(Dataset records on visual material)
-- BEGIN --
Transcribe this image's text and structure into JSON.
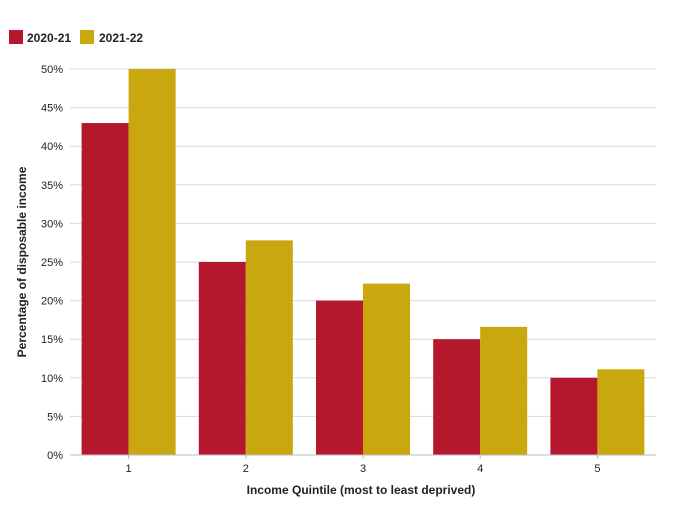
{
  "chart_data": {
    "type": "bar",
    "categories": [
      "1",
      "2",
      "3",
      "4",
      "5"
    ],
    "series": [
      {
        "name": "2020-21",
        "color": "#b5182d",
        "values": [
          43,
          25,
          20,
          15,
          10
        ]
      },
      {
        "name": "2021-22",
        "color": "#c9a70e",
        "values": [
          50,
          27.8,
          22.2,
          16.6,
          11.1
        ]
      }
    ],
    "xlabel": "Income Quintile (most to least deprived)",
    "ylabel": "Percentage of disposable income",
    "ylim": [
      0,
      50
    ],
    "yticks": [
      "0%",
      "5%",
      "10%",
      "15%",
      "20%",
      "25%",
      "30%",
      "35%",
      "40%",
      "45%",
      "50%"
    ],
    "grid": true,
    "legend_position": "top-left"
  }
}
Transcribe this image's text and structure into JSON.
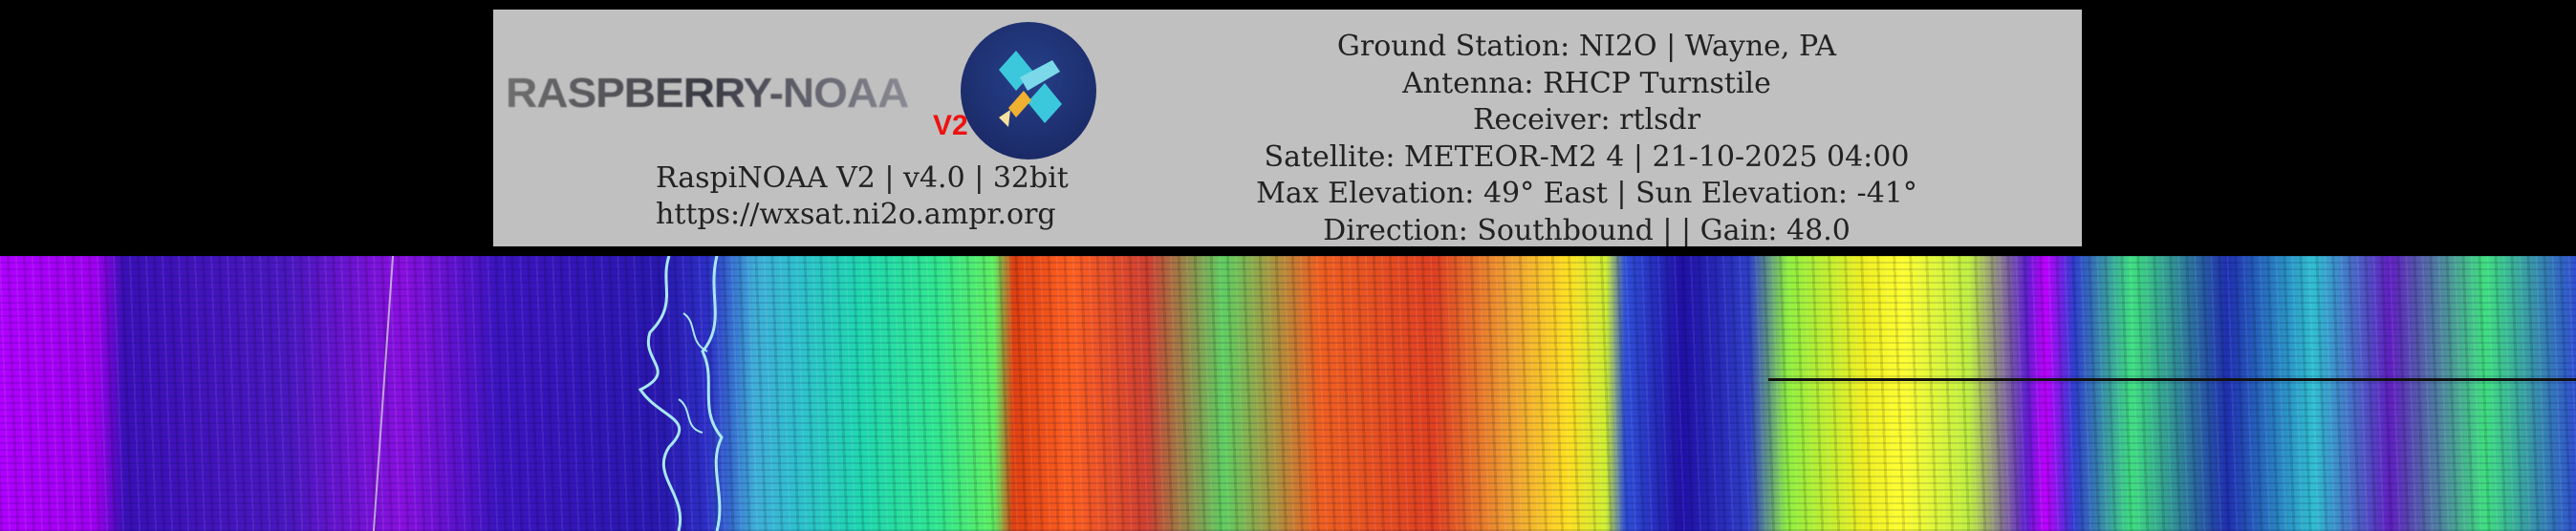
{
  "logo": {
    "text": "RASPBERRY-NOAA",
    "badge": "V2"
  },
  "software": {
    "version_line": "RaspiNOAA V2 | v4.0 | 32bit",
    "url": "https://wxsat.ni2o.ampr.org"
  },
  "pass_info": {
    "ground_station": "Ground Station: NI2O | Wayne, PA",
    "antenna": "Antenna: RHCP Turnstile",
    "receiver": "Receiver: rtlsdr",
    "satellite": "Satellite: METEOR-M2 4 | 21-10-2025 04:00",
    "elevation": "Max Elevation: 49° East | Sun Elevation: -41°",
    "direction": "Direction: Southbound | | Gain: 48.0"
  }
}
-- END --
#### WHAT YOU SHOULD DO
Reproduce all of the data exactly, omitting each picture it holds.

#### REPLY
Transcribe this image's text and structure into JSON.
{
  "chart_data": {
    "type": "bar",
    "categories": [
      "1",
      "2",
      "3",
      "4",
      "5"
    ],
    "series": [
      {
        "name": "2020-21",
        "color": "#b5182d",
        "values": [
          43,
          25,
          20,
          15,
          10
        ]
      },
      {
        "name": "2021-22",
        "color": "#c9a70e",
        "values": [
          50,
          27.8,
          22.2,
          16.6,
          11.1
        ]
      }
    ],
    "xlabel": "Income Quintile (most to least deprived)",
    "ylabel": "Percentage of disposable income",
    "ylim": [
      0,
      50
    ],
    "yticks": [
      "0%",
      "5%",
      "10%",
      "15%",
      "20%",
      "25%",
      "30%",
      "35%",
      "40%",
      "45%",
      "50%"
    ],
    "grid": true,
    "legend_position": "top-left"
  }
}
Transcribe this image's text and structure into JSON.
{
  "logo": {
    "text": "RASPBERRY-NOAA",
    "badge": "V2"
  },
  "software": {
    "version_line": "RaspiNOAA V2 | v4.0 | 32bit",
    "url": "https://wxsat.ni2o.ampr.org"
  },
  "pass_info": {
    "ground_station": "Ground Station: NI2O | Wayne, PA",
    "antenna": "Antenna: RHCP Turnstile",
    "receiver": "Receiver: rtlsdr",
    "satellite": "Satellite: METEOR-M2 4 | 21-10-2025 04:00",
    "elevation": "Max Elevation: 49° East | Sun Elevation: -41°",
    "direction": "Direction: Southbound | | Gain: 48.0"
  }
}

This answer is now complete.